• **What to work on**
Reproduce the records below in their entirety, character for character.

• **Given information**
================================
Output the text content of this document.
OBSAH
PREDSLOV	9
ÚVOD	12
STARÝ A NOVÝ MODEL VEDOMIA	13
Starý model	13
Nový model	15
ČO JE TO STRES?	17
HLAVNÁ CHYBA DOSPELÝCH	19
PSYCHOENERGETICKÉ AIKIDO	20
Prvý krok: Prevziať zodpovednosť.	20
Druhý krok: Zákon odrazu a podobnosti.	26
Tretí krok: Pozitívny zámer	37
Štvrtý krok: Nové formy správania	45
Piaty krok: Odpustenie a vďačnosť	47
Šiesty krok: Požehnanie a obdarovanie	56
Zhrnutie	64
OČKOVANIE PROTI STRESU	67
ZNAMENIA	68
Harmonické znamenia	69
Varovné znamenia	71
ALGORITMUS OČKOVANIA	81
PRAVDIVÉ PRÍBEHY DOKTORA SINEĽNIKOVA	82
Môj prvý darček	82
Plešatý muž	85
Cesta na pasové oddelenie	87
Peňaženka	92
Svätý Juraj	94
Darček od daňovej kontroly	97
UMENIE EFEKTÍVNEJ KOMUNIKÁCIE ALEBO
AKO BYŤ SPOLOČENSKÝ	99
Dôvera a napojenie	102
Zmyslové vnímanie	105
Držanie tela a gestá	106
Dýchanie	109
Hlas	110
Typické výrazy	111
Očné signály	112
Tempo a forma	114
================================
• **In response**
Output the text content of this document.
OBSAH
PREDSLOV	9
ÚVOD	12
STARÝ A NOVÝ MODEL VEDOMIA	13
Starý model	13
Nový model	15
ČO JE TO STRES?	17
HLAVNÁ CHYBA DOSPELÝCH	19
PSYCHOENERGETICKÉ AIKIDO	20
Prvý krok: Prevziať zodpovednosť.	20
Druhý krok: Zákon odrazu a podobnosti.	26
Tretí krok: Pozitívny zámer	37
Štvrtý krok: Nové formy správania	45
Piaty krok: Odpustenie a vďačnosť	47
Šiesty krok: Požehnanie a obdarovanie	56
Zhrnutie	64
OČKOVANIE PROTI STRESU	67
ZNAMENIA	68
Harmonické znamenia	69
Varovné znamenia	71
ALGORITMUS OČKOVANIA	81
PRAVDIVÉ PRÍBEHY DOKTORA SINEĽNIKOVA	82
Môj prvý darček	82
Plešatý muž	85
Cesta na pasové oddelenie	87
Peňaženka	92
Svätý Juraj	94
Darček od daňovej kontroly	97
UMENIE EFEKTÍVNEJ KOMUNIKÁCIE ALEBO
AKO BYŤ SPOLOČENSKÝ	99
Dôvera a napojenie	102
Zmyslové vnímanie	105
Držanie tela a gestá	106
Dýchanie	109
Hlas	110
Typické výrazy	111
Očné signály	112
Tempo a forma	114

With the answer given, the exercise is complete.